Output each entry below as it stands, leaving out every picture.

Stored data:
◇ ◇ ◇
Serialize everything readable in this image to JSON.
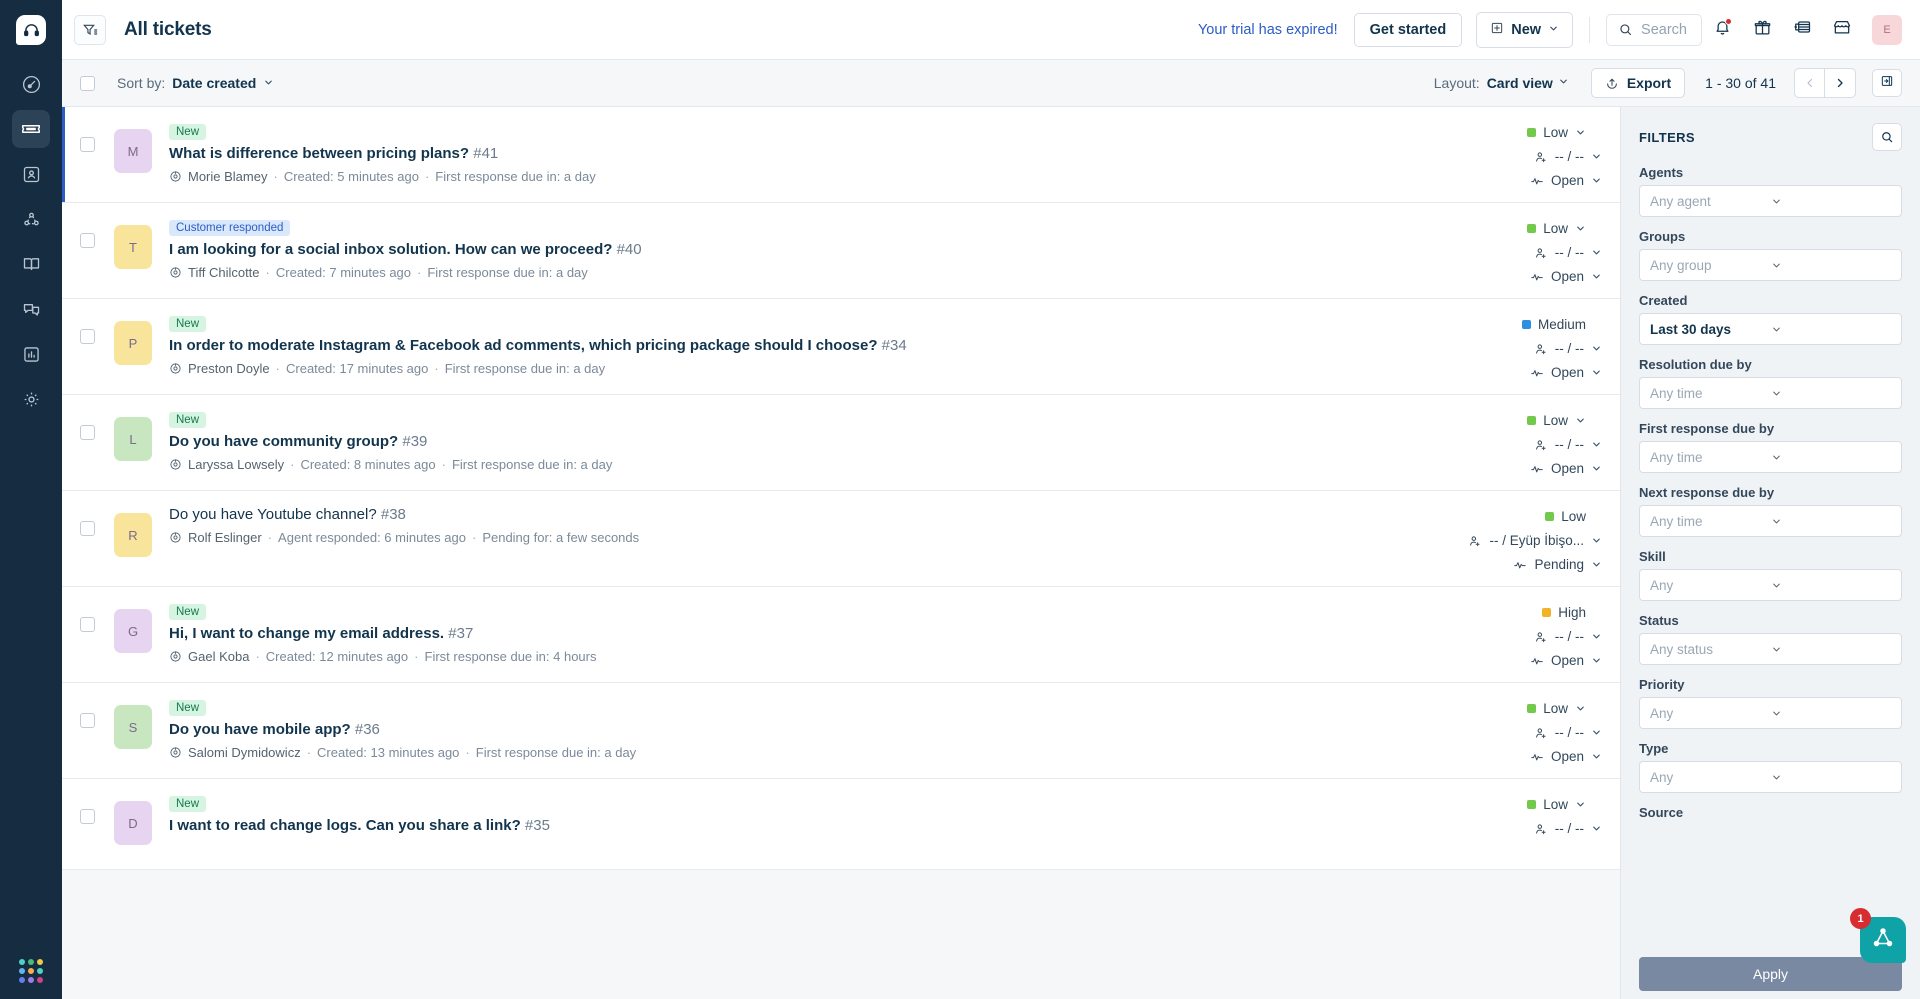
{
  "sidebar": {
    "logo_icon": "headset-logo-icon",
    "items": [
      {
        "name": "dashboard",
        "icon": "gauge-icon",
        "active": false
      },
      {
        "name": "tickets",
        "icon": "ticket-icon",
        "active": true
      },
      {
        "name": "contacts",
        "icon": "contact-card-icon",
        "active": false
      },
      {
        "name": "customers",
        "icon": "network-nodes-icon",
        "active": false
      },
      {
        "name": "knowledge-base",
        "icon": "book-icon",
        "active": false
      },
      {
        "name": "conversations",
        "icon": "chat-bubbles-icon",
        "active": false
      },
      {
        "name": "analytics",
        "icon": "bar-chart-icon",
        "active": false
      },
      {
        "name": "admin",
        "icon": "gear-icon",
        "active": false
      }
    ],
    "launcher_icon": "app-grid-icon",
    "launcher_colors": [
      "#4fd1c5",
      "#48bb78",
      "#ecc94b",
      "#63b3ed",
      "#f6ad55",
      "#4fd1c5",
      "#667eea",
      "#9f7aea",
      "#d53f8c"
    ]
  },
  "header": {
    "filter_toggle_icon": "filter-list-icon",
    "title": "All tickets",
    "trial_notice": "Your trial has expired!",
    "get_started_label": "Get started",
    "new_label": "New",
    "new_icon": "plus-square-icon",
    "search_placeholder": "Search",
    "search_icon": "search-icon",
    "notifications_icon": "bell-icon",
    "has_notification_dot": true,
    "gift_icon": "gift-icon",
    "news_icon": "news-feed-icon",
    "marketplace_icon": "marketplace-store-icon",
    "avatar_initial": "E",
    "avatar_bg": "#f8d7da"
  },
  "toolbar": {
    "select_all_checkbox": false,
    "sort_label": "Sort by:",
    "sort_value": "Date created",
    "layout_label": "Layout:",
    "layout_value": "Card view",
    "export_label": "Export",
    "export_icon": "export-up-icon",
    "pagination_text": "1 - 30 of 41",
    "prev_icon": "chevron-left-icon",
    "next_icon": "chevron-right-icon",
    "prev_disabled": true,
    "panel_toggle_icon": "side-panel-icon"
  },
  "priority_colors": {
    "Low": "#73c94b",
    "Medium": "#2c8fdf",
    "High": "#f0b429"
  },
  "tickets": [
    {
      "tag": "New",
      "tag_type": "new",
      "unread": true,
      "avatar_initial": "M",
      "avatar_bg": "#e7d4f0",
      "title": "What is difference between pricing plans?",
      "number": "#41",
      "requester": "Morie Blamey",
      "time": "Created: 5 minutes ago",
      "due": "First response due in: a day",
      "priority": "Low",
      "priority_chevron": true,
      "agent": "-- / --",
      "agent_chevron": true,
      "status": "Open",
      "status_chevron": true,
      "bold_title": true
    },
    {
      "tag": "Customer responded",
      "tag_type": "customer",
      "unread": false,
      "avatar_initial": "T",
      "avatar_bg": "#f8e59b",
      "title": "I am looking for a social inbox solution. How can we proceed?",
      "number": "#40",
      "requester": "Tiff Chilcotte",
      "time": "Created: 7 minutes ago",
      "due": "First response due in: a day",
      "priority": "Low",
      "priority_chevron": true,
      "agent": "-- / --",
      "agent_chevron": true,
      "status": "Open",
      "status_chevron": true,
      "bold_title": true
    },
    {
      "tag": "New",
      "tag_type": "new",
      "unread": false,
      "avatar_initial": "P",
      "avatar_bg": "#f8e59b",
      "title": "In order to moderate Instagram & Facebook ad comments, which pricing package should I choose?",
      "number": "#34",
      "requester": "Preston Doyle",
      "time": "Created: 17 minutes ago",
      "due": "First response due in: a day",
      "priority": "Medium",
      "priority_chevron": false,
      "agent": "-- / --",
      "agent_chevron": true,
      "status": "Open",
      "status_chevron": true,
      "bold_title": true
    },
    {
      "tag": "New",
      "tag_type": "new",
      "unread": false,
      "avatar_initial": "L",
      "avatar_bg": "#c8e6c0",
      "title": "Do you have community group?",
      "number": "#39",
      "requester": "Laryssa Lowsely",
      "time": "Created: 8 minutes ago",
      "due": "First response due in: a day",
      "priority": "Low",
      "priority_chevron": true,
      "agent": "-- / --",
      "agent_chevron": true,
      "status": "Open",
      "status_chevron": true,
      "bold_title": true
    },
    {
      "tag": "",
      "tag_type": "",
      "unread": false,
      "avatar_initial": "R",
      "avatar_bg": "#f8e59b",
      "title": "Do you have Youtube channel?",
      "number": "#38",
      "requester": "Rolf Eslinger",
      "time": "Agent responded: 6 minutes ago",
      "due": "Pending for: a few seconds",
      "priority": "Low",
      "priority_chevron": false,
      "agent": "-- / Eyüp İbişo...",
      "agent_chevron": true,
      "status": "Pending",
      "status_chevron": true,
      "bold_title": false
    },
    {
      "tag": "New",
      "tag_type": "new",
      "unread": false,
      "avatar_initial": "G",
      "avatar_bg": "#e7d4f0",
      "title": "Hi, I want to change my email address.",
      "number": "#37",
      "requester": "Gael Koba",
      "time": "Created: 12 minutes ago",
      "due": "First response due in: 4 hours",
      "priority": "High",
      "priority_chevron": false,
      "agent": "-- / --",
      "agent_chevron": true,
      "status": "Open",
      "status_chevron": true,
      "bold_title": true
    },
    {
      "tag": "New",
      "tag_type": "new",
      "unread": false,
      "avatar_initial": "S",
      "avatar_bg": "#c8e6c0",
      "title": "Do you have mobile app?",
      "number": "#36",
      "requester": "Salomi Dymidowicz",
      "time": "Created: 13 minutes ago",
      "due": "First response due in: a day",
      "priority": "Low",
      "priority_chevron": true,
      "agent": "-- / --",
      "agent_chevron": true,
      "status": "Open",
      "status_chevron": true,
      "bold_title": true
    },
    {
      "tag": "New",
      "tag_type": "new",
      "unread": false,
      "avatar_initial": "D",
      "avatar_bg": "#e7d4f0",
      "title": "I want to read change logs. Can you share a link?",
      "number": "#35",
      "requester": "",
      "time": "",
      "due": "",
      "priority": "Low",
      "priority_chevron": true,
      "agent": "-- / --",
      "agent_chevron": true,
      "status": "",
      "status_chevron": false,
      "bold_title": true
    }
  ],
  "filters": {
    "title": "FILTERS",
    "search_icon": "search-icon",
    "groups": [
      {
        "label": "Agents",
        "value": "Any agent",
        "filled": false
      },
      {
        "label": "Groups",
        "value": "Any group",
        "filled": false
      },
      {
        "label": "Created",
        "value": "Last 30 days",
        "filled": true
      },
      {
        "label": "Resolution due by",
        "value": "Any time",
        "filled": false
      },
      {
        "label": "First response due by",
        "value": "Any time",
        "filled": false
      },
      {
        "label": "Next response due by",
        "value": "Any time",
        "filled": false
      },
      {
        "label": "Skill",
        "value": "Any",
        "filled": false
      },
      {
        "label": "Status",
        "value": "Any status",
        "filled": false
      },
      {
        "label": "Priority",
        "value": "Any",
        "filled": false
      },
      {
        "label": "Type",
        "value": "Any",
        "filled": false
      },
      {
        "label": "Source",
        "value": "",
        "filled": false
      }
    ],
    "apply_label": "Apply"
  },
  "fab": {
    "badge_count": "1",
    "icon": "freddy-triangle-icon",
    "color": "#0fa3a8"
  }
}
◇ ◇ ◇
RESPONSE:
Serialize everything readable in this image to JSON.
{
  "sidebar": {
    "logo_icon": "headset-logo-icon",
    "items": [
      {
        "name": "dashboard",
        "icon": "gauge-icon",
        "active": false
      },
      {
        "name": "tickets",
        "icon": "ticket-icon",
        "active": true
      },
      {
        "name": "contacts",
        "icon": "contact-card-icon",
        "active": false
      },
      {
        "name": "customers",
        "icon": "network-nodes-icon",
        "active": false
      },
      {
        "name": "knowledge-base",
        "icon": "book-icon",
        "active": false
      },
      {
        "name": "conversations",
        "icon": "chat-bubbles-icon",
        "active": false
      },
      {
        "name": "analytics",
        "icon": "bar-chart-icon",
        "active": false
      },
      {
        "name": "admin",
        "icon": "gear-icon",
        "active": false
      }
    ],
    "launcher_icon": "app-grid-icon",
    "launcher_colors": [
      "#4fd1c5",
      "#48bb78",
      "#ecc94b",
      "#63b3ed",
      "#f6ad55",
      "#4fd1c5",
      "#667eea",
      "#9f7aea",
      "#d53f8c"
    ]
  },
  "header": {
    "filter_toggle_icon": "filter-list-icon",
    "title": "All tickets",
    "trial_notice": "Your trial has expired!",
    "get_started_label": "Get started",
    "new_label": "New",
    "new_icon": "plus-square-icon",
    "search_placeholder": "Search",
    "search_icon": "search-icon",
    "notifications_icon": "bell-icon",
    "has_notification_dot": true,
    "gift_icon": "gift-icon",
    "news_icon": "news-feed-icon",
    "marketplace_icon": "marketplace-store-icon",
    "avatar_initial": "E",
    "avatar_bg": "#f8d7da"
  },
  "toolbar": {
    "select_all_checkbox": false,
    "sort_label": "Sort by:",
    "sort_value": "Date created",
    "layout_label": "Layout:",
    "layout_value": "Card view",
    "export_label": "Export",
    "export_icon": "export-up-icon",
    "pagination_text": "1 - 30 of 41",
    "prev_icon": "chevron-left-icon",
    "next_icon": "chevron-right-icon",
    "prev_disabled": true,
    "panel_toggle_icon": "side-panel-icon"
  },
  "priority_colors": {
    "Low": "#73c94b",
    "Medium": "#2c8fdf",
    "High": "#f0b429"
  },
  "tickets": [
    {
      "tag": "New",
      "tag_type": "new",
      "unread": true,
      "avatar_initial": "M",
      "avatar_bg": "#e7d4f0",
      "title": "What is difference between pricing plans?",
      "number": "#41",
      "requester": "Morie Blamey",
      "time": "Created: 5 minutes ago",
      "due": "First response due in: a day",
      "priority": "Low",
      "priority_chevron": true,
      "agent": "-- / --",
      "agent_chevron": true,
      "status": "Open",
      "status_chevron": true,
      "bold_title": true
    },
    {
      "tag": "Customer responded",
      "tag_type": "customer",
      "unread": false,
      "avatar_initial": "T",
      "avatar_bg": "#f8e59b",
      "title": "I am looking for a social inbox solution. How can we proceed?",
      "number": "#40",
      "requester": "Tiff Chilcotte",
      "time": "Created: 7 minutes ago",
      "due": "First response due in: a day",
      "priority": "Low",
      "priority_chevron": true,
      "agent": "-- / --",
      "agent_chevron": true,
      "status": "Open",
      "status_chevron": true,
      "bold_title": true
    },
    {
      "tag": "New",
      "tag_type": "new",
      "unread": false,
      "avatar_initial": "P",
      "avatar_bg": "#f8e59b",
      "title": "In order to moderate Instagram & Facebook ad comments, which pricing package should I choose?",
      "number": "#34",
      "requester": "Preston Doyle",
      "time": "Created: 17 minutes ago",
      "due": "First response due in: a day",
      "priority": "Medium",
      "priority_chevron": false,
      "agent": "-- / --",
      "agent_chevron": true,
      "status": "Open",
      "status_chevron": true,
      "bold_title": true
    },
    {
      "tag": "New",
      "tag_type": "new",
      "unread": false,
      "avatar_initial": "L",
      "avatar_bg": "#c8e6c0",
      "title": "Do you have community group?",
      "number": "#39",
      "requester": "Laryssa Lowsely",
      "time": "Created: 8 minutes ago",
      "due": "First response due in: a day",
      "priority": "Low",
      "priority_chevron": true,
      "agent": "-- / --",
      "agent_chevron": true,
      "status": "Open",
      "status_chevron": true,
      "bold_title": true
    },
    {
      "tag": "",
      "tag_type": "",
      "unread": false,
      "avatar_initial": "R",
      "avatar_bg": "#f8e59b",
      "title": "Do you have Youtube channel?",
      "number": "#38",
      "requester": "Rolf Eslinger",
      "time": "Agent responded: 6 minutes ago",
      "due": "Pending for: a few seconds",
      "priority": "Low",
      "priority_chevron": false,
      "agent": "-- / Eyüp İbişo...",
      "agent_chevron": true,
      "status": "Pending",
      "status_chevron": true,
      "bold_title": false
    },
    {
      "tag": "New",
      "tag_type": "new",
      "unread": false,
      "avatar_initial": "G",
      "avatar_bg": "#e7d4f0",
      "title": "Hi, I want to change my email address.",
      "number": "#37",
      "requester": "Gael Koba",
      "time": "Created: 12 minutes ago",
      "due": "First response due in: 4 hours",
      "priority": "High",
      "priority_chevron": false,
      "agent": "-- / --",
      "agent_chevron": true,
      "status": "Open",
      "status_chevron": true,
      "bold_title": true
    },
    {
      "tag": "New",
      "tag_type": "new",
      "unread": false,
      "avatar_initial": "S",
      "avatar_bg": "#c8e6c0",
      "title": "Do you have mobile app?",
      "number": "#36",
      "requester": "Salomi Dymidowicz",
      "time": "Created: 13 minutes ago",
      "due": "First response due in: a day",
      "priority": "Low",
      "priority_chevron": true,
      "agent": "-- / --",
      "agent_chevron": true,
      "status": "Open",
      "status_chevron": true,
      "bold_title": true
    },
    {
      "tag": "New",
      "tag_type": "new",
      "unread": false,
      "avatar_initial": "D",
      "avatar_bg": "#e7d4f0",
      "title": "I want to read change logs. Can you share a link?",
      "number": "#35",
      "requester": "",
      "time": "",
      "due": "",
      "priority": "Low",
      "priority_chevron": true,
      "agent": "-- / --",
      "agent_chevron": true,
      "status": "",
      "status_chevron": false,
      "bold_title": true
    }
  ],
  "filters": {
    "title": "FILTERS",
    "search_icon": "search-icon",
    "groups": [
      {
        "label": "Agents",
        "value": "Any agent",
        "filled": false
      },
      {
        "label": "Groups",
        "value": "Any group",
        "filled": false
      },
      {
        "label": "Created",
        "value": "Last 30 days",
        "filled": true
      },
      {
        "label": "Resolution due by",
        "value": "Any time",
        "filled": false
      },
      {
        "label": "First response due by",
        "value": "Any time",
        "filled": false
      },
      {
        "label": "Next response due by",
        "value": "Any time",
        "filled": false
      },
      {
        "label": "Skill",
        "value": "Any",
        "filled": false
      },
      {
        "label": "Status",
        "value": "Any status",
        "filled": false
      },
      {
        "label": "Priority",
        "value": "Any",
        "filled": false
      },
      {
        "label": "Type",
        "value": "Any",
        "filled": false
      },
      {
        "label": "Source",
        "value": "",
        "filled": false
      }
    ],
    "apply_label": "Apply"
  },
  "fab": {
    "badge_count": "1",
    "icon": "freddy-triangle-icon",
    "color": "#0fa3a8"
  }
}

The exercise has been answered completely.